RECORDS PROVIDED:
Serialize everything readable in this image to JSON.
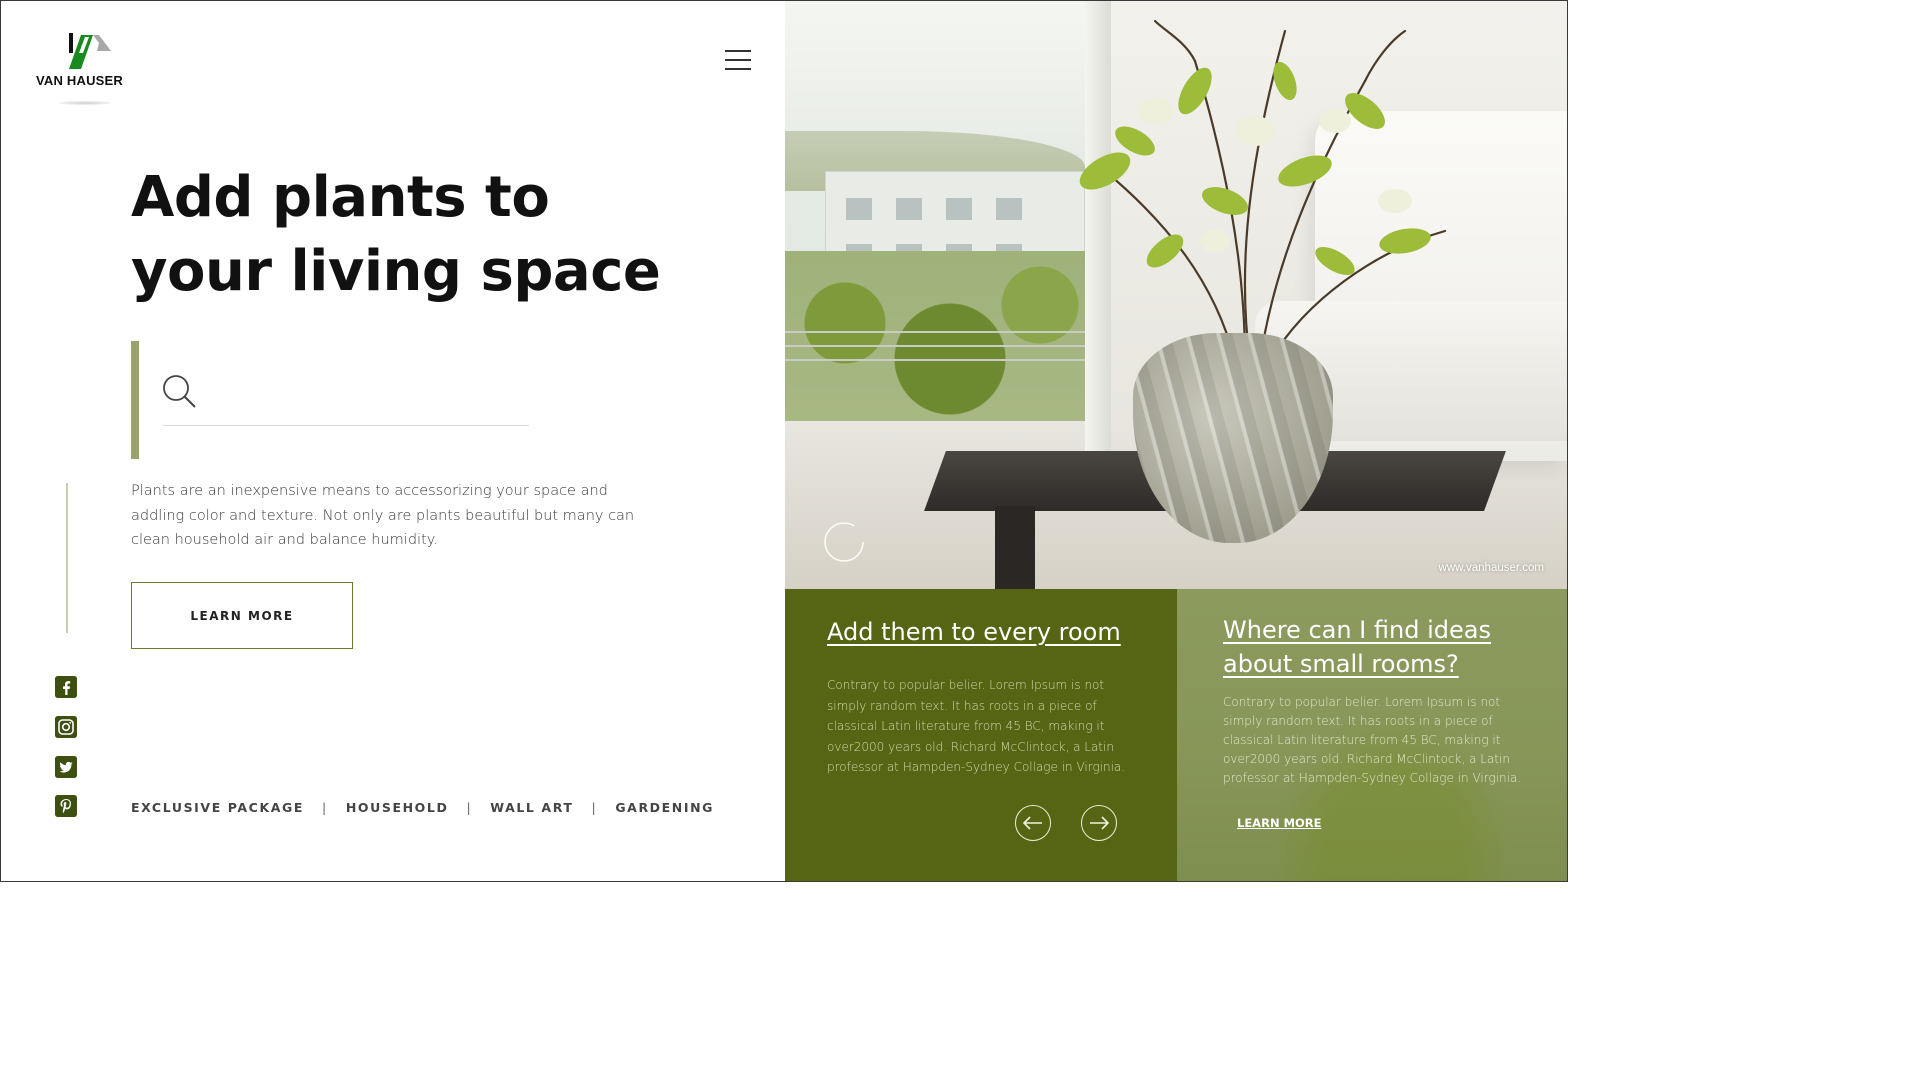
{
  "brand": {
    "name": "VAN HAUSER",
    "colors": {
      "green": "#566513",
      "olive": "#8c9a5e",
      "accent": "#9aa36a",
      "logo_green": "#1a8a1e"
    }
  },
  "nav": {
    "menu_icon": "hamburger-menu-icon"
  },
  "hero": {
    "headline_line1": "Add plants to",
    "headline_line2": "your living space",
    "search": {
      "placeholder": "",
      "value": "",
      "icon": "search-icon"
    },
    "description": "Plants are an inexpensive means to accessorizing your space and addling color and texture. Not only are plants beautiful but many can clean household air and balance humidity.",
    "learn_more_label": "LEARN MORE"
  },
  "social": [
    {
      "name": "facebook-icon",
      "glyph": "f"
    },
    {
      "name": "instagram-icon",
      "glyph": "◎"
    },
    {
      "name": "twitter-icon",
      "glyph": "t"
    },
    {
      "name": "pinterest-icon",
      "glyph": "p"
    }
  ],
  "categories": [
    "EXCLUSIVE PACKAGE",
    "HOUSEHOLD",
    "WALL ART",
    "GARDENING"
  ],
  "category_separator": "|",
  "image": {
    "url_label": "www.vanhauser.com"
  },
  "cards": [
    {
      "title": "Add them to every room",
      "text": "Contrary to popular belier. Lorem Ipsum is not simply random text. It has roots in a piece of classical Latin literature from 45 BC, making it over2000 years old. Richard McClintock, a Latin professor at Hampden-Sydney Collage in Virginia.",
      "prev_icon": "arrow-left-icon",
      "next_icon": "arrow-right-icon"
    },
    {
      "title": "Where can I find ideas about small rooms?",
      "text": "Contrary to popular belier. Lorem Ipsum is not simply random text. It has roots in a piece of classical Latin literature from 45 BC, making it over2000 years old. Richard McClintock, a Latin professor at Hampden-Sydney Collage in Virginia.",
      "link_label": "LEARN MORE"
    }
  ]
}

OBJECTIVE:
Tell how many lines in the material contain the word "LEARN". Only the number is wanted.

ANSWER FOR THE TASK:
2